*EXERCISE TASK*. Work through the data line by line, gathering every line that has the word "good".

[Dataset records]
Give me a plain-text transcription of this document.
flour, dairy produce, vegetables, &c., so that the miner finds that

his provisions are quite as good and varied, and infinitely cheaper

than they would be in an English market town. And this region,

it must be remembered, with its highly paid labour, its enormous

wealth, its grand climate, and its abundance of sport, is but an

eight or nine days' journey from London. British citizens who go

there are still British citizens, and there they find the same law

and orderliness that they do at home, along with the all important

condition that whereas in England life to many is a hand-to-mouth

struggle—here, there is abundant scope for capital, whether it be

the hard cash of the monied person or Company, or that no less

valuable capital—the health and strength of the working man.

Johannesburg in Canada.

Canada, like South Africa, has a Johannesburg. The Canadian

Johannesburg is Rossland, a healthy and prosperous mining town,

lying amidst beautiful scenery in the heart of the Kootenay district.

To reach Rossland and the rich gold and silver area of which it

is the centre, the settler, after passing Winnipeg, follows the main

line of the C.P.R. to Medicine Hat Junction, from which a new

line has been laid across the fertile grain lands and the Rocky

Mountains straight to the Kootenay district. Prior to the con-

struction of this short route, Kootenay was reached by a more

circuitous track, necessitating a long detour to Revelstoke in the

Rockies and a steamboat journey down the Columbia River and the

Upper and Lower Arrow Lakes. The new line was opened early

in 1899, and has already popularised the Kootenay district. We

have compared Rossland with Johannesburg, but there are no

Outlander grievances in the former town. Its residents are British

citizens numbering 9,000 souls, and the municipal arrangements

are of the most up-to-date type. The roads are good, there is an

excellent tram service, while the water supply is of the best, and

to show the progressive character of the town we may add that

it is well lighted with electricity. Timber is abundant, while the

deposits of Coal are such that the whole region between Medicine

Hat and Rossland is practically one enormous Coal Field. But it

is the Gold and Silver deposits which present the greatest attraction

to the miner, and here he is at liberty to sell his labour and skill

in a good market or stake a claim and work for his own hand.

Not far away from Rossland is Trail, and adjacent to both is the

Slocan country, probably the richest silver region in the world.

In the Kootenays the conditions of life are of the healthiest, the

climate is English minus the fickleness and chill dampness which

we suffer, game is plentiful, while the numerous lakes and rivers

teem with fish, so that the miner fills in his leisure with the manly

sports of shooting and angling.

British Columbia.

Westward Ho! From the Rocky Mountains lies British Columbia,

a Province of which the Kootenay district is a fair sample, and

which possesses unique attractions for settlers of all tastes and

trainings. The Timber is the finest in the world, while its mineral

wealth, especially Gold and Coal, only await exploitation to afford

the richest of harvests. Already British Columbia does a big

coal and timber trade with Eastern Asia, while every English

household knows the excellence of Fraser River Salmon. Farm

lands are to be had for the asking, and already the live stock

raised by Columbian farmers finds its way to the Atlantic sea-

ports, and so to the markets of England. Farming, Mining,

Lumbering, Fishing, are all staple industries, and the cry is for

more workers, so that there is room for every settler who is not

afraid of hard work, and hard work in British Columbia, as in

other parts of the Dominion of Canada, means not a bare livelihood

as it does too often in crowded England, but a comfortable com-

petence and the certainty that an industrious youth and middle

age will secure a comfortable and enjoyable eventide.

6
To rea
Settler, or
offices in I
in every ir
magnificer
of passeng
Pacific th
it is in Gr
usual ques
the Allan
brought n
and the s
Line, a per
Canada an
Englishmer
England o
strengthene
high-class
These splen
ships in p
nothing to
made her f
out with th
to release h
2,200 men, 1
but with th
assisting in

*FULL RESPONSE*.
his provisions are quite as good and varied, and infinitely cheaper
are of the most up-to-date type. The roads are good, there is an
in a good market or stake a claim and work for his own hand.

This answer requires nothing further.